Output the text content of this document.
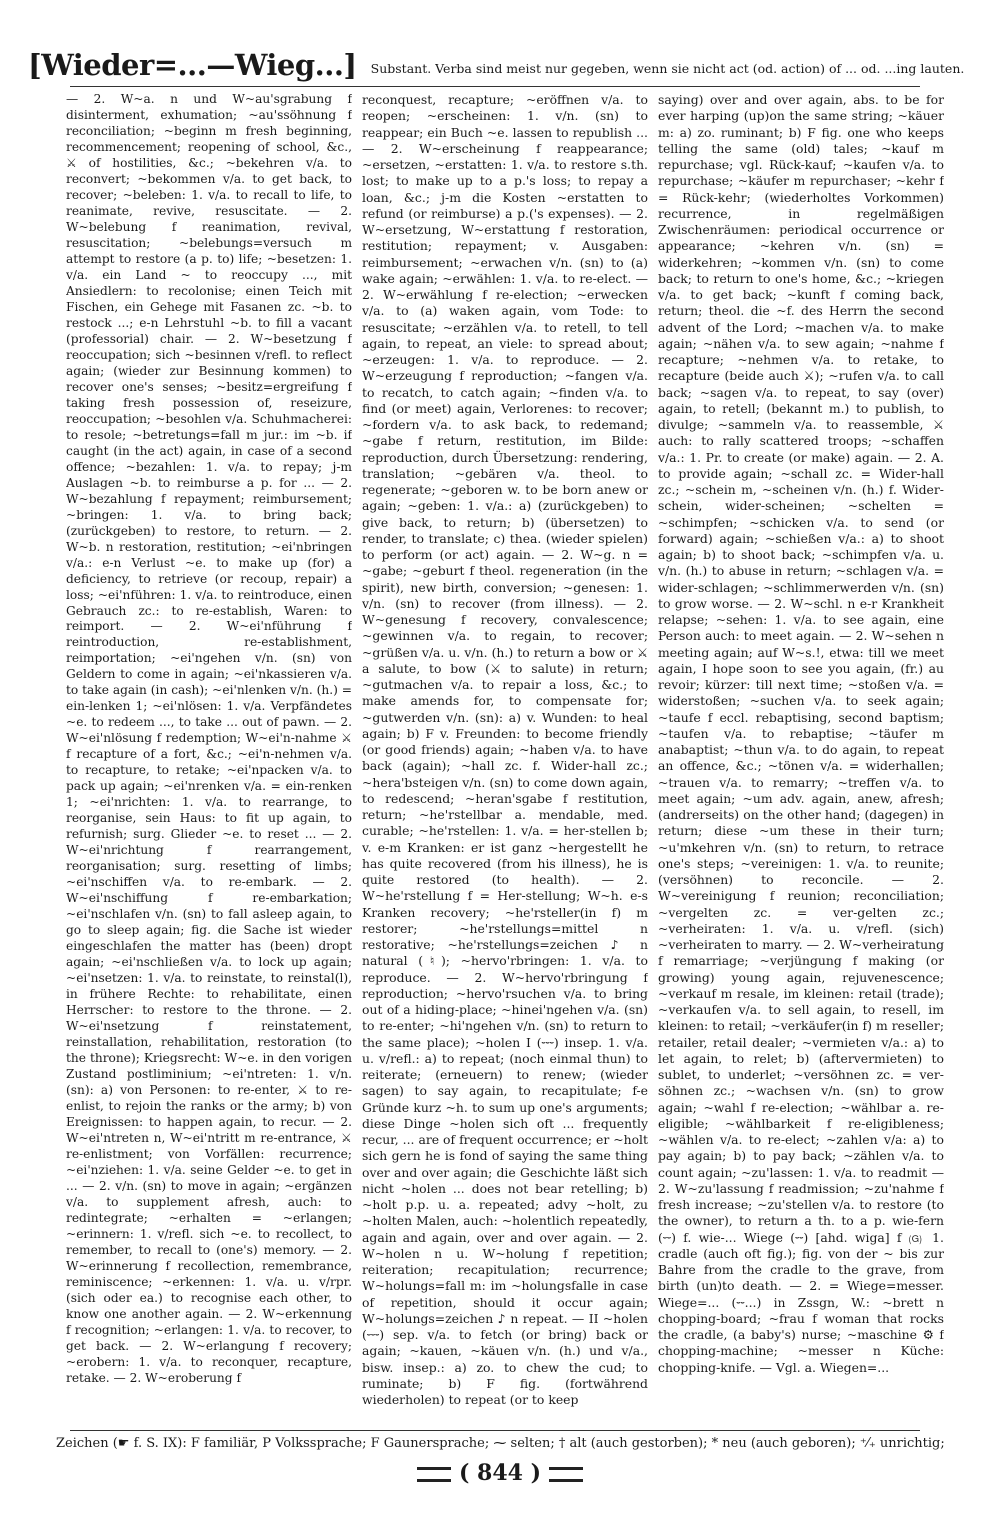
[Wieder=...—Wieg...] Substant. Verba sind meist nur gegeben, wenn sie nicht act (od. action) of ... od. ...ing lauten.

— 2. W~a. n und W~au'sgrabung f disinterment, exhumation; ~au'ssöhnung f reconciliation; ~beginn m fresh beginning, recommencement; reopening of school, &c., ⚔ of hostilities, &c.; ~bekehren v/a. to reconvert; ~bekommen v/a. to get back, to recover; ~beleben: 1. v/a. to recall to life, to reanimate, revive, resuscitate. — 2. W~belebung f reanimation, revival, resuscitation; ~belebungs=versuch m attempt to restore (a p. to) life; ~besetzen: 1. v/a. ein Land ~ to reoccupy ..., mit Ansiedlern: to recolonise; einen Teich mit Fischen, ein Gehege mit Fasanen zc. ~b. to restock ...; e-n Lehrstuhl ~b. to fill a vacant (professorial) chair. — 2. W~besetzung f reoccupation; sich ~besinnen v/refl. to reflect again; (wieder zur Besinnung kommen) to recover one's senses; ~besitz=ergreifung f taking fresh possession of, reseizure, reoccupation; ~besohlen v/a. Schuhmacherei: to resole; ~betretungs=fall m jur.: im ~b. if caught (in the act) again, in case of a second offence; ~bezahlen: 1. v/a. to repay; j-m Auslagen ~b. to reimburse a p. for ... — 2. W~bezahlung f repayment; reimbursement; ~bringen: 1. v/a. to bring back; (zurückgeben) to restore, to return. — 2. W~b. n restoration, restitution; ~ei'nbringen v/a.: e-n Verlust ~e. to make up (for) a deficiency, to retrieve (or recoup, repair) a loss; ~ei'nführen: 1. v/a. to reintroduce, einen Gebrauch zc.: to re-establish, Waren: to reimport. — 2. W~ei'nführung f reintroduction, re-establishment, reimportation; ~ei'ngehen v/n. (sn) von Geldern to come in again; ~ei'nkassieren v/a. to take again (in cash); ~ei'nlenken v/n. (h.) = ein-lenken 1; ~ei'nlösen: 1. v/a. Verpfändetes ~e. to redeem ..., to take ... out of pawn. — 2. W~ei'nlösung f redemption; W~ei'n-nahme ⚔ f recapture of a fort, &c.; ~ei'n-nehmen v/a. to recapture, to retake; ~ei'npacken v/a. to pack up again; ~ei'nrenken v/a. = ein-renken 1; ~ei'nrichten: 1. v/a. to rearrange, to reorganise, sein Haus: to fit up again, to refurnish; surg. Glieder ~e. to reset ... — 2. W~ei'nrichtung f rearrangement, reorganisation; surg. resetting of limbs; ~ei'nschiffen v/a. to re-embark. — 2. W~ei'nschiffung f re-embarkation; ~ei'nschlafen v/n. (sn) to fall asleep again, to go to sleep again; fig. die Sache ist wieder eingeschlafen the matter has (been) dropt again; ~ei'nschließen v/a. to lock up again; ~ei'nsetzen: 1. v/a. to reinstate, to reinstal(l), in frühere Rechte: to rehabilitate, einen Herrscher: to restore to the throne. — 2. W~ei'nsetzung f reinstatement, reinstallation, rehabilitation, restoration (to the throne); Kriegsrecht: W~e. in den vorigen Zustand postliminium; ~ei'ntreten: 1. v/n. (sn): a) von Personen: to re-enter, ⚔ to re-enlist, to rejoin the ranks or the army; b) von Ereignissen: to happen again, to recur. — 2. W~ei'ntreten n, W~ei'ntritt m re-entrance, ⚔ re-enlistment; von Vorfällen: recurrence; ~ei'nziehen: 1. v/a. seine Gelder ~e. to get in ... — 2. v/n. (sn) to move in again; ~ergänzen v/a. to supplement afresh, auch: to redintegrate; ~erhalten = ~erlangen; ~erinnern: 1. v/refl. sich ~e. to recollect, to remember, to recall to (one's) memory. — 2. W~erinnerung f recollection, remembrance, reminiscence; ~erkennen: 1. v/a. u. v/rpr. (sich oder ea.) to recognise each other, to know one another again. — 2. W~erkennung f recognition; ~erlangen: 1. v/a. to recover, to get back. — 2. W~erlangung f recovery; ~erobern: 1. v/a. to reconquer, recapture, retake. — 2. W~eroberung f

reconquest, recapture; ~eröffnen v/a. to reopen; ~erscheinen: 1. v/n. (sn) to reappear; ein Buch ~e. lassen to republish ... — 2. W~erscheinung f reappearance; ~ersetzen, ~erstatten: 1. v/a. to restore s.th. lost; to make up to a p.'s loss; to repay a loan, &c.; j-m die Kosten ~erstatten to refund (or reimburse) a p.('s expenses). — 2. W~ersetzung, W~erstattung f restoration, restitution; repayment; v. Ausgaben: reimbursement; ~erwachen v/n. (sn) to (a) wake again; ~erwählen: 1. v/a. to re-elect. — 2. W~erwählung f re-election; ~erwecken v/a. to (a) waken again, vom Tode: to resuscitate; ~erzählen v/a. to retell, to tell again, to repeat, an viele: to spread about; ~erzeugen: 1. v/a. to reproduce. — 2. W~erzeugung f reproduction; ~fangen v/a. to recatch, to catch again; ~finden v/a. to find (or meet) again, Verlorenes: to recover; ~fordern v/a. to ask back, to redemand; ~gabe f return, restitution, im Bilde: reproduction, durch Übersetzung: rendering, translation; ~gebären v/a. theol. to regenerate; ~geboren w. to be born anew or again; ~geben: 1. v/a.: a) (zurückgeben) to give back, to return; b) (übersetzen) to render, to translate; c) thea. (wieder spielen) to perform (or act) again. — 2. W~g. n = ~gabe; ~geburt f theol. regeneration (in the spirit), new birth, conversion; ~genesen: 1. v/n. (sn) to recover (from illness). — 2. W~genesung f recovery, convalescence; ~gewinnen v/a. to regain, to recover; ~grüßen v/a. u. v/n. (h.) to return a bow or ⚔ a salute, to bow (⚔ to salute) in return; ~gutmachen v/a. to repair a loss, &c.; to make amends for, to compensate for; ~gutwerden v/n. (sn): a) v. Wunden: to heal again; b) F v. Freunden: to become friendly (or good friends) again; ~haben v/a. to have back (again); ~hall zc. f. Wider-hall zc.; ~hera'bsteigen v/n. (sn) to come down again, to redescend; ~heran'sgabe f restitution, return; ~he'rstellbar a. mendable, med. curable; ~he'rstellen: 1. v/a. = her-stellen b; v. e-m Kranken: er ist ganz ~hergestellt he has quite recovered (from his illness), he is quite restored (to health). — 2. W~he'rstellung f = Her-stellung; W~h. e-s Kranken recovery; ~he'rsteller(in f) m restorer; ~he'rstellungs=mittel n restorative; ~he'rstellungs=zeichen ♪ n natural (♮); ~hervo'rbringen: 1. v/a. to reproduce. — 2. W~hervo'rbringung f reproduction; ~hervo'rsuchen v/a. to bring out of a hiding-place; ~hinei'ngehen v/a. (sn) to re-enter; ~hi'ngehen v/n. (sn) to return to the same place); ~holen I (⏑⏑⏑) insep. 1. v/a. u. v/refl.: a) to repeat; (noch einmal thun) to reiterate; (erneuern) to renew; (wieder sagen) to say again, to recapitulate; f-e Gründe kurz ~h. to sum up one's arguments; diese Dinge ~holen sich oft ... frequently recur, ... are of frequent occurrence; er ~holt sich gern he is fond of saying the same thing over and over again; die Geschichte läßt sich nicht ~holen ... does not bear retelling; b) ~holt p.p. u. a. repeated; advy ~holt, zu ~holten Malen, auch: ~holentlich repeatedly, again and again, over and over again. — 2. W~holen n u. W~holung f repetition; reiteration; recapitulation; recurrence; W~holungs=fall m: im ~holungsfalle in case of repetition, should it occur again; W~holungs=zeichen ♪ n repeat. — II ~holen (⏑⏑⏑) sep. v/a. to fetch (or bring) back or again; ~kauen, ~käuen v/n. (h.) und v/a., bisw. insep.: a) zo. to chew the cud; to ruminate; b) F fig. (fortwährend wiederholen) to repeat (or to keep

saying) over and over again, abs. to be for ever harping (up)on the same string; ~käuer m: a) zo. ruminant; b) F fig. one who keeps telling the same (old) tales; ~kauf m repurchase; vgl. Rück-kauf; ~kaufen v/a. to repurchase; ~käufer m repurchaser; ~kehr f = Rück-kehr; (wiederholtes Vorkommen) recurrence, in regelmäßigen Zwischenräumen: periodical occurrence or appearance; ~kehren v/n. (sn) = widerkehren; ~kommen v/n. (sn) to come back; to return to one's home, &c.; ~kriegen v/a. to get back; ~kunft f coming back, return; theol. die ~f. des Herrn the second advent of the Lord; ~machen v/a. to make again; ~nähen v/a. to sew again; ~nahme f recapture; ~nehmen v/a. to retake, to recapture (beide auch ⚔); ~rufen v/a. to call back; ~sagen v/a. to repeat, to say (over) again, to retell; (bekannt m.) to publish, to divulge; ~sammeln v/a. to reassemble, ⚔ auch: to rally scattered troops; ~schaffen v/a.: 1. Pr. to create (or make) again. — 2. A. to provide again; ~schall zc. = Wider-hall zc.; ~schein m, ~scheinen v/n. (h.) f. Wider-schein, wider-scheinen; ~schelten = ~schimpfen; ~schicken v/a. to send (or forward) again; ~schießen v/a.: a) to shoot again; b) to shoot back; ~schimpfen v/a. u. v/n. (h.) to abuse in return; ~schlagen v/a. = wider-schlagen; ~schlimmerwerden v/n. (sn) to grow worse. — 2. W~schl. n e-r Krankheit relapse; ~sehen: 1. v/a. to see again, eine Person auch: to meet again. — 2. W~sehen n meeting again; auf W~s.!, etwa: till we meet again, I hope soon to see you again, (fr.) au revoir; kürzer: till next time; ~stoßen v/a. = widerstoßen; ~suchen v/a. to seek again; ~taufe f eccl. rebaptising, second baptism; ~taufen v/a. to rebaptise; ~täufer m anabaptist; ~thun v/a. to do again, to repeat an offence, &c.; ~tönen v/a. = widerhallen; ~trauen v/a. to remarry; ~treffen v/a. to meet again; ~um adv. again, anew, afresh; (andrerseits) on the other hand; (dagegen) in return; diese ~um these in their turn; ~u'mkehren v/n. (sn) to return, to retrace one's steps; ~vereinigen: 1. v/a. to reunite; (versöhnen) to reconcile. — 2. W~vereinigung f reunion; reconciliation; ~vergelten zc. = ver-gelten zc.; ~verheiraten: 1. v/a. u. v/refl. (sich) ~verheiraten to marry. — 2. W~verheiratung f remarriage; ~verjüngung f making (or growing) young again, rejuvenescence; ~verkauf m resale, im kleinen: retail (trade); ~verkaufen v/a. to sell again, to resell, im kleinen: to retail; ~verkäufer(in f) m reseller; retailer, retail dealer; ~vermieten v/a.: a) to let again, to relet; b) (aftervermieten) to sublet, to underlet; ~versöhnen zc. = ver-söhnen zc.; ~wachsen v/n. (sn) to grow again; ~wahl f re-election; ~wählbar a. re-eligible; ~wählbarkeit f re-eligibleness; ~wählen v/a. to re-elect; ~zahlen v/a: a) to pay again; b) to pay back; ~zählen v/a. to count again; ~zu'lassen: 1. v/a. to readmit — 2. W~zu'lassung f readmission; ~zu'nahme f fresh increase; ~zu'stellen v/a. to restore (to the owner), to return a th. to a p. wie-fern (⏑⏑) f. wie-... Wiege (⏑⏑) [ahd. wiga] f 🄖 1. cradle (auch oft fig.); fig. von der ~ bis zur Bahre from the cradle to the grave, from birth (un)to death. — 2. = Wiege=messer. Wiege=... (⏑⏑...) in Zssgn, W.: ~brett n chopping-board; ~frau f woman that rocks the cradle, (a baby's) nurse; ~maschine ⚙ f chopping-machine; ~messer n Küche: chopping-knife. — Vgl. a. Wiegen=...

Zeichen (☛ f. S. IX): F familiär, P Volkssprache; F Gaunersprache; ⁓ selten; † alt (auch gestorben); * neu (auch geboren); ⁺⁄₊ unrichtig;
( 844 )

————————

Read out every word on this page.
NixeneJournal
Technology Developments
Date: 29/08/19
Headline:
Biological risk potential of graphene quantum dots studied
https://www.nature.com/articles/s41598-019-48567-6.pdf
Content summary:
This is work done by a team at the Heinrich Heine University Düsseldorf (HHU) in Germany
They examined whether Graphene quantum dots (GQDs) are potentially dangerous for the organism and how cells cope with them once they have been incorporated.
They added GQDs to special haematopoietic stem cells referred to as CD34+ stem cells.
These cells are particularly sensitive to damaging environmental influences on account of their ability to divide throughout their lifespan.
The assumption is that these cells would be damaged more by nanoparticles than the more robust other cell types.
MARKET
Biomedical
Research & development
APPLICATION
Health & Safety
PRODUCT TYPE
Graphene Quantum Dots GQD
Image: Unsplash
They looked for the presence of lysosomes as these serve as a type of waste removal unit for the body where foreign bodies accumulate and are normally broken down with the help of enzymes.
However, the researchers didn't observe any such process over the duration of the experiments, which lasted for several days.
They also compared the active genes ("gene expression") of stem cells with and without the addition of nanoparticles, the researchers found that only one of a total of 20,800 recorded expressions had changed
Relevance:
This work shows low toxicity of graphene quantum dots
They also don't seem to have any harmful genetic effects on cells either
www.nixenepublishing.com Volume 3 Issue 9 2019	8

————————

■ TRY IT
Once you have counted the lines of the data that contain the word "researchers", please reply with that number alone.

■ RESULT BELOW
2